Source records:
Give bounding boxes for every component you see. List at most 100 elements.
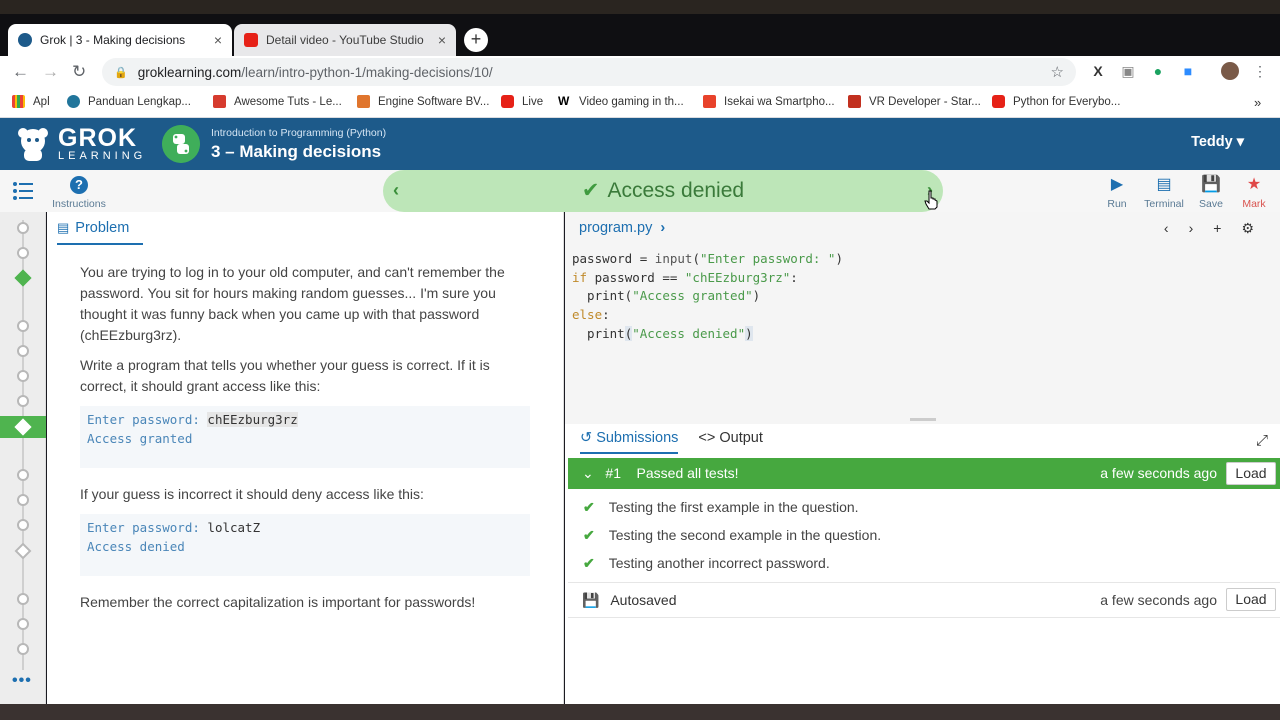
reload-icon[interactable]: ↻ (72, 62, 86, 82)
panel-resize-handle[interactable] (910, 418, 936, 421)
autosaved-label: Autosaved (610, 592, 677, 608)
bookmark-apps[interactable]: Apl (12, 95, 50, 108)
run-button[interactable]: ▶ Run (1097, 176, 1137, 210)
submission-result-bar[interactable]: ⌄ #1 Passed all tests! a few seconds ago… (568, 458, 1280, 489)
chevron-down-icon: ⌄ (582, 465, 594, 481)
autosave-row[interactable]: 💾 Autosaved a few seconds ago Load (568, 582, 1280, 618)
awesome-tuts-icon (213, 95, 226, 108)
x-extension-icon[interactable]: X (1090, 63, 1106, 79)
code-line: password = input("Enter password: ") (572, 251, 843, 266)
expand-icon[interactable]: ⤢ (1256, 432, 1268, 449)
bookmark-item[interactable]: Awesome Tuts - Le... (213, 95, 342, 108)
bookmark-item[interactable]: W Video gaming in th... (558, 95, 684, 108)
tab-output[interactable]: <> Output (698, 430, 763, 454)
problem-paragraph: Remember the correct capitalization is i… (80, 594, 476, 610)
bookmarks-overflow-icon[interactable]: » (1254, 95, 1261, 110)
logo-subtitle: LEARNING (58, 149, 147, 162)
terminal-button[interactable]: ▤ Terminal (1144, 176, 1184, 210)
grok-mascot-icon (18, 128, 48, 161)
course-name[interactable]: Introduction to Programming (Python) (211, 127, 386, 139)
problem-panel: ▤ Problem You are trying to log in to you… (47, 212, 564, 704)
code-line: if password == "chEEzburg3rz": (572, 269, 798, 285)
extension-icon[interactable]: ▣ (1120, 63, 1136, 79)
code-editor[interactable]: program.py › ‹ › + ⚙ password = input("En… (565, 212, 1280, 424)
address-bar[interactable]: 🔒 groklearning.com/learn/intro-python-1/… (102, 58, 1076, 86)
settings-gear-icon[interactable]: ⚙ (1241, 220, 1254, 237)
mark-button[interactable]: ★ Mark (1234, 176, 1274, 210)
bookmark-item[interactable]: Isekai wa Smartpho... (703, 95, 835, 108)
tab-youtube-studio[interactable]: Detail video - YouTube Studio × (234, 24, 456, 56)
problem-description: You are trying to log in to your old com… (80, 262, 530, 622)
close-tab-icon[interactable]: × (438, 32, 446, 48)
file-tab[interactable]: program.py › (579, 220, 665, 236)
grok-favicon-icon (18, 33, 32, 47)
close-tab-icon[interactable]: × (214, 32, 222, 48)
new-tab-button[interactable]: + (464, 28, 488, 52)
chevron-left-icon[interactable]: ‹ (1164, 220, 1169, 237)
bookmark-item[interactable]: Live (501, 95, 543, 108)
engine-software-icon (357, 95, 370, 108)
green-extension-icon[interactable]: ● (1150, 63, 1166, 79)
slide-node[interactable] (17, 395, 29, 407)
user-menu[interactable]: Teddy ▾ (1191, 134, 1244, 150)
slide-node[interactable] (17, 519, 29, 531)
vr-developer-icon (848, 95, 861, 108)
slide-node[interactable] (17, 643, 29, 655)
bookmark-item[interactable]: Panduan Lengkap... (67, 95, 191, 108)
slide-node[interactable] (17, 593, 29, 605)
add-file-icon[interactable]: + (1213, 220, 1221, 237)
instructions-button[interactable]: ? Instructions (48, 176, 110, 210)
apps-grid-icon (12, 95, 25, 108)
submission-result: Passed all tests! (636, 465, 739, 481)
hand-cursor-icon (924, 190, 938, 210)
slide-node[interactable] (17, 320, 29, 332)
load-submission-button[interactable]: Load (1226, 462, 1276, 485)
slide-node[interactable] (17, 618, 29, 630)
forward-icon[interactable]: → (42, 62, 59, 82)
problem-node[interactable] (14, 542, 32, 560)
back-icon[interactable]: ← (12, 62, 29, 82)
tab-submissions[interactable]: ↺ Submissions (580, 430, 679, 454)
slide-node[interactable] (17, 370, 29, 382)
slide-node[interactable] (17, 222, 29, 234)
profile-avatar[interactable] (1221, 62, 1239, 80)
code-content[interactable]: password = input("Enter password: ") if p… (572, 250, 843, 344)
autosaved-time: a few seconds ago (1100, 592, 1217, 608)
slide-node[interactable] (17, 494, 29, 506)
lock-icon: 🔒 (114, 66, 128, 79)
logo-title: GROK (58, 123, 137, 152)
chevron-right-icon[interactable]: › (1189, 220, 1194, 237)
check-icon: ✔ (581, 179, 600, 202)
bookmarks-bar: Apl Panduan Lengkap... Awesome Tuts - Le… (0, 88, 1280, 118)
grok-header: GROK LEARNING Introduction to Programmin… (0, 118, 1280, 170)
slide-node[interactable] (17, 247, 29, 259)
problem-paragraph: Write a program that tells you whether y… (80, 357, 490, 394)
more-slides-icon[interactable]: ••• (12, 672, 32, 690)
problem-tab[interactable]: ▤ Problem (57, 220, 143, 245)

# The exercise
Copy the source records above word for word, leaving out the pictures.

# Finished exercise
Give bounding boxes for every component you see. List at most 100 elements.
reload-icon[interactable]: ↻ (72, 62, 86, 82)
panel-resize-handle[interactable] (910, 418, 936, 421)
autosaved-label: Autosaved (610, 592, 677, 608)
bookmark-apps[interactable]: Apl (12, 95, 50, 108)
run-button[interactable]: ▶ Run (1097, 176, 1137, 210)
submission-result-bar[interactable]: ⌄ #1 Passed all tests! a few seconds ago… (568, 458, 1280, 489)
chevron-down-icon: ⌄ (582, 465, 594, 481)
autosave-row[interactable]: 💾 Autosaved a few seconds ago Load (568, 582, 1280, 618)
awesome-tuts-icon (213, 95, 226, 108)
x-extension-icon[interactable]: X (1090, 63, 1106, 79)
code-line: password = input("Enter password: ") (572, 251, 843, 266)
expand-icon[interactable]: ⤢ (1256, 432, 1268, 449)
bookmark-item[interactable]: Awesome Tuts - Le... (213, 95, 342, 108)
bookmark-item[interactable]: W Video gaming in th... (558, 95, 684, 108)
tab-output[interactable]: <> Output (698, 430, 763, 454)
problem-paragraph: Remember the correct capitalization is i… (80, 594, 476, 610)
bookmarks-overflow-icon[interactable]: » (1254, 95, 1261, 110)
logo-subtitle: LEARNING (58, 149, 147, 162)
terminal-button[interactable]: ▤ Terminal (1144, 176, 1184, 210)
grok-mascot-icon (18, 128, 48, 161)
course-name[interactable]: Introduction to Programming (Python) (211, 127, 386, 139)
problem-panel: ▤ Problem You are trying to log in to you… (47, 212, 564, 704)
code-line: if password == "chEEzburg3rz": (572, 269, 798, 285)
extension-icon[interactable]: ▣ (1120, 63, 1136, 79)
code-editor[interactable]: program.py › ‹ › + ⚙ password = input("En… (565, 212, 1280, 424)
address-bar[interactable]: 🔒 groklearning.com/learn/intro-python-1/… (102, 58, 1076, 86)
settings-gear-icon[interactable]: ⚙ (1241, 220, 1254, 237)
mark-button[interactable]: ★ Mark (1234, 176, 1274, 210)
bookmark-item[interactable]: Isekai wa Smartpho... (703, 95, 835, 108)
tab-youtube-studio[interactable]: Detail video - YouTube Studio × (234, 24, 456, 56)
problem-description: You are trying to log in to your old com… (80, 262, 530, 622)
close-tab-icon[interactable]: × (438, 32, 446, 48)
file-tab[interactable]: program.py › (579, 220, 665, 236)
grok-favicon-icon (18, 33, 32, 47)
close-tab-icon[interactable]: × (214, 32, 222, 48)
new-tab-button[interactable]: + (464, 28, 488, 52)
chevron-left-icon[interactable]: ‹ (1164, 220, 1169, 237)
bookmark-item[interactable]: Live (501, 95, 543, 108)
engine-software-icon (357, 95, 370, 108)
green-extension-icon[interactable]: ● (1150, 63, 1166, 79)
slide-node[interactable] (17, 395, 29, 407)
user-menu[interactable]: Teddy ▾ (1191, 134, 1244, 150)
slide-node[interactable] (17, 519, 29, 531)
vr-developer-icon (848, 95, 861, 108)
slide-node[interactable] (17, 643, 29, 655)
bookmark-item[interactable]: Panduan Lengkap... (67, 95, 191, 108)
slide-node[interactable] (17, 593, 29, 605)
add-file-icon[interactable]: + (1213, 220, 1221, 237)
instructions-button[interactable]: ? Instructions (48, 176, 110, 210)
apps-grid-icon (12, 95, 25, 108)
submission-result: Passed all tests! (636, 465, 739, 481)
hand-cursor-icon (924, 190, 938, 210)
slide-node[interactable] (17, 320, 29, 332)
load-submission-button[interactable]: Load (1226, 462, 1276, 485)
slide-node[interactable] (17, 618, 29, 630)
forward-icon[interactable]: → (42, 62, 59, 82)
problem-node[interactable] (14, 542, 32, 560)
back-icon[interactable]: ← (12, 62, 29, 82)
tab-submissions[interactable]: ↺ Submissions (580, 430, 679, 454)
slide-node[interactable] (17, 370, 29, 382)
slide-node[interactable] (17, 222, 29, 234)
profile-avatar[interactable] (1221, 62, 1239, 80)
code-content[interactable]: password = input("Enter password: ") if p… (572, 250, 843, 344)
autosaved-time: a few seconds ago (1100, 592, 1217, 608)
slide-node[interactable] (17, 494, 29, 506)
lock-icon: 🔒 (114, 66, 128, 79)
logo-title: GROK (58, 123, 137, 152)
chevron-right-icon[interactable]: › (1189, 220, 1194, 237)
check-icon: ✔ (581, 179, 600, 202)
bookmarks-bar: Apl Panduan Lengkap... Awesome Tuts - Le… (0, 88, 1280, 118)
grok-header: GROK LEARNING Introduction to Programmin… (0, 118, 1280, 170)
slide-node[interactable] (17, 247, 29, 259)
problem-paragraph: Write a program that tells you whether y… (80, 357, 490, 394)
more-slides-icon[interactable]: ••• (12, 672, 32, 690)
problem-tab[interactable]: ▤ Problem (57, 220, 143, 245)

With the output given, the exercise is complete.